◆ **EXERCISE**: Write the material out again in full, exactly.

(Records)
BEGIN

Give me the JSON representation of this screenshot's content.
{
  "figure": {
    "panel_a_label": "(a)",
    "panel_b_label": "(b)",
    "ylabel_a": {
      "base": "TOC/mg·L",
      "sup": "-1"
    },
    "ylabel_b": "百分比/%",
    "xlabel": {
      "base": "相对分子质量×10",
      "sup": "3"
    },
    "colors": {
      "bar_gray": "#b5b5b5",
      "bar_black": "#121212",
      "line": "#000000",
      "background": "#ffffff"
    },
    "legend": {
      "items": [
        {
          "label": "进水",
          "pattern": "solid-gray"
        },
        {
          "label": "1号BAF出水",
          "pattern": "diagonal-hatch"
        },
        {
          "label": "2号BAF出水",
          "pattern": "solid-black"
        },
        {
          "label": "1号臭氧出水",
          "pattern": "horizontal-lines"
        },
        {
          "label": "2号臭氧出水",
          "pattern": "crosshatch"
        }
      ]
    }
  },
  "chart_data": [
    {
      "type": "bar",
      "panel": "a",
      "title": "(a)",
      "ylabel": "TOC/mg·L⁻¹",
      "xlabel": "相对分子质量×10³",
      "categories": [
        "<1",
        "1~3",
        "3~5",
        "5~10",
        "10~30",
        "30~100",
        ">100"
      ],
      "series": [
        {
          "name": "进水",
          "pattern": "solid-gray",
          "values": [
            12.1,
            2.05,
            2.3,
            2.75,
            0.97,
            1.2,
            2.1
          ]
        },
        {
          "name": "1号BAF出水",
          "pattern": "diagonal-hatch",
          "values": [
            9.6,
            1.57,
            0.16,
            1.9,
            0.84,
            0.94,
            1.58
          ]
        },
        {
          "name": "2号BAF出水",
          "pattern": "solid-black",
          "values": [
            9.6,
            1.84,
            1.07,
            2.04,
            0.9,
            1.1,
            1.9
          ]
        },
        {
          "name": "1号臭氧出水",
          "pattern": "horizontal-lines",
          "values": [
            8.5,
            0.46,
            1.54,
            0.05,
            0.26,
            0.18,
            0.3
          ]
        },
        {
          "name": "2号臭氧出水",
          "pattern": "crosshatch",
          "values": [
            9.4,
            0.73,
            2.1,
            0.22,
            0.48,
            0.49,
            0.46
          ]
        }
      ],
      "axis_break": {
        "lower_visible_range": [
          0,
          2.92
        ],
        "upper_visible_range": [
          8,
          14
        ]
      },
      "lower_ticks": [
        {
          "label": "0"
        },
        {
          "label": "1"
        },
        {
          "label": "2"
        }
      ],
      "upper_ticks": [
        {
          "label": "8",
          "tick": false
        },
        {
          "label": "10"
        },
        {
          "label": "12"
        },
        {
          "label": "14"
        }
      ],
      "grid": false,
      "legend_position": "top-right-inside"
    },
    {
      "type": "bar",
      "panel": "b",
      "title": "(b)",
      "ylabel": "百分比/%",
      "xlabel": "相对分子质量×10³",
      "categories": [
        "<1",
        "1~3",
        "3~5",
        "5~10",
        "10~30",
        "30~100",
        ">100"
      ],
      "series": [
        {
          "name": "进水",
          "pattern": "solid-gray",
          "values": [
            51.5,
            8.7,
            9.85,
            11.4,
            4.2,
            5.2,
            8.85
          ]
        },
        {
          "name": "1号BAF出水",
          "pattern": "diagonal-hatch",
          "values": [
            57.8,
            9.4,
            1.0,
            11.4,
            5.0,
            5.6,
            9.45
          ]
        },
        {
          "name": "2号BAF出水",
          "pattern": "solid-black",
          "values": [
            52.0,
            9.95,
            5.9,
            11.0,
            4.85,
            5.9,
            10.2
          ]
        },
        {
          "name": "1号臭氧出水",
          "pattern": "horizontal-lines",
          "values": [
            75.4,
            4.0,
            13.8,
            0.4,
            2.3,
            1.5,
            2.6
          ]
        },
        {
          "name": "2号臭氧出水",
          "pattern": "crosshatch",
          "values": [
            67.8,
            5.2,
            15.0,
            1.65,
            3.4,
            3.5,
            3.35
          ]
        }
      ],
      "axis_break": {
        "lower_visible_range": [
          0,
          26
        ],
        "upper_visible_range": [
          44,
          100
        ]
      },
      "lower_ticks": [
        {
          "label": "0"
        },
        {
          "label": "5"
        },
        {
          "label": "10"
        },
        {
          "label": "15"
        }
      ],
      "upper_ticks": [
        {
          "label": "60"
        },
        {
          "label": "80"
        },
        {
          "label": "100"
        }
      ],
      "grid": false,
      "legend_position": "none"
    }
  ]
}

END

◆ **TASK ANSWER**:
Give me the JSON representation of this screenshot's content.
{
  "figure": {
    "panel_a_label": "(a)",
    "panel_b_label": "(b)",
    "ylabel_a": {
      "base": "TOC/mg·L",
      "sup": "-1"
    },
    "ylabel_b": "百分比/%",
    "xlabel": {
      "base": "相对分子质量×10",
      "sup": "3"
    },
    "colors": {
      "bar_gray": "#b5b5b5",
      "bar_black": "#121212",
      "line": "#000000",
      "background": "#ffffff"
    },
    "legend": {
      "items": [
        {
          "label": "进水",
          "pattern": "solid-gray"
        },
        {
          "label": "1号BAF出水",
          "pattern": "diagonal-hatch"
        },
        {
          "label": "2号BAF出水",
          "pattern": "solid-black"
        },
        {
          "label": "1号臭氧出水",
          "pattern": "horizontal-lines"
        },
        {
          "label": "2号臭氧出水",
          "pattern": "crosshatch"
        }
      ]
    }
  },
  "chart_data": [
    {
      "type": "bar",
      "panel": "a",
      "title": "(a)",
      "ylabel": "TOC/mg·L⁻¹",
      "xlabel": "相对分子质量×10³",
      "categories": [
        "<1",
        "1~3",
        "3~5",
        "5~10",
        "10~30",
        "30~100",
        ">100"
      ],
      "series": [
        {
          "name": "进水",
          "pattern": "solid-gray",
          "values": [
            12.1,
            2.05,
            2.3,
            2.75,
            0.97,
            1.2,
            2.1
          ]
        },
        {
          "name": "1号BAF出水",
          "pattern": "diagonal-hatch",
          "values": [
            9.6,
            1.57,
            0.16,
            1.9,
            0.84,
            0.94,
            1.58
          ]
        },
        {
          "name": "2号BAF出水",
          "pattern": "solid-black",
          "values": [
            9.6,
            1.84,
            1.07,
            2.04,
            0.9,
            1.1,
            1.9
          ]
        },
        {
          "name": "1号臭氧出水",
          "pattern": "horizontal-lines",
          "values": [
            8.5,
            0.46,
            1.54,
            0.05,
            0.26,
            0.18,
            0.3
          ]
        },
        {
          "name": "2号臭氧出水",
          "pattern": "crosshatch",
          "values": [
            9.4,
            0.73,
            2.1,
            0.22,
            0.48,
            0.49,
            0.46
          ]
        }
      ],
      "axis_break": {
        "lower_visible_range": [
          0,
          2.92
        ],
        "upper_visible_range": [
          8,
          14
        ]
      },
      "lower_ticks": [
        {
          "label": "0"
        },
        {
          "label": "1"
        },
        {
          "label": "2"
        }
      ],
      "upper_ticks": [
        {
          "label": "8",
          "tick": false
        },
        {
          "label": "10"
        },
        {
          "label": "12"
        },
        {
          "label": "14"
        }
      ],
      "grid": false,
      "legend_position": "top-right-inside"
    },
    {
      "type": "bar",
      "panel": "b",
      "title": "(b)",
      "ylabel": "百分比/%",
      "xlabel": "相对分子质量×10³",
      "categories": [
        "<1",
        "1~3",
        "3~5",
        "5~10",
        "10~30",
        "30~100",
        ">100"
      ],
      "series": [
        {
          "name": "进水",
          "pattern": "solid-gray",
          "values": [
            51.5,
            8.7,
            9.85,
            11.4,
            4.2,
            5.2,
            8.85
          ]
        },
        {
          "name": "1号BAF出水",
          "pattern": "diagonal-hatch",
          "values": [
            57.8,
            9.4,
            1.0,
            11.4,
            5.0,
            5.6,
            9.45
          ]
        },
        {
          "name": "2号BAF出水",
          "pattern": "solid-black",
          "values": [
            52.0,
            9.95,
            5.9,
            11.0,
            4.85,
            5.9,
            10.2
          ]
        },
        {
          "name": "1号臭氧出水",
          "pattern": "horizontal-lines",
          "values": [
            75.4,
            4.0,
            13.8,
            0.4,
            2.3,
            1.5,
            2.6
          ]
        },
        {
          "name": "2号臭氧出水",
          "pattern": "crosshatch",
          "values": [
            67.8,
            5.2,
            15.0,
            1.65,
            3.4,
            3.5,
            3.35
          ]
        }
      ],
      "axis_break": {
        "lower_visible_range": [
          0,
          26
        ],
        "upper_visible_range": [
          44,
          100
        ]
      },
      "lower_ticks": [
        {
          "label": "0"
        },
        {
          "label": "5"
        },
        {
          "label": "10"
        },
        {
          "label": "15"
        }
      ],
      "upper_ticks": [
        {
          "label": "60"
        },
        {
          "label": "80"
        },
        {
          "label": "100"
        }
      ],
      "grid": false,
      "legend_position": "none"
    }
  ]
}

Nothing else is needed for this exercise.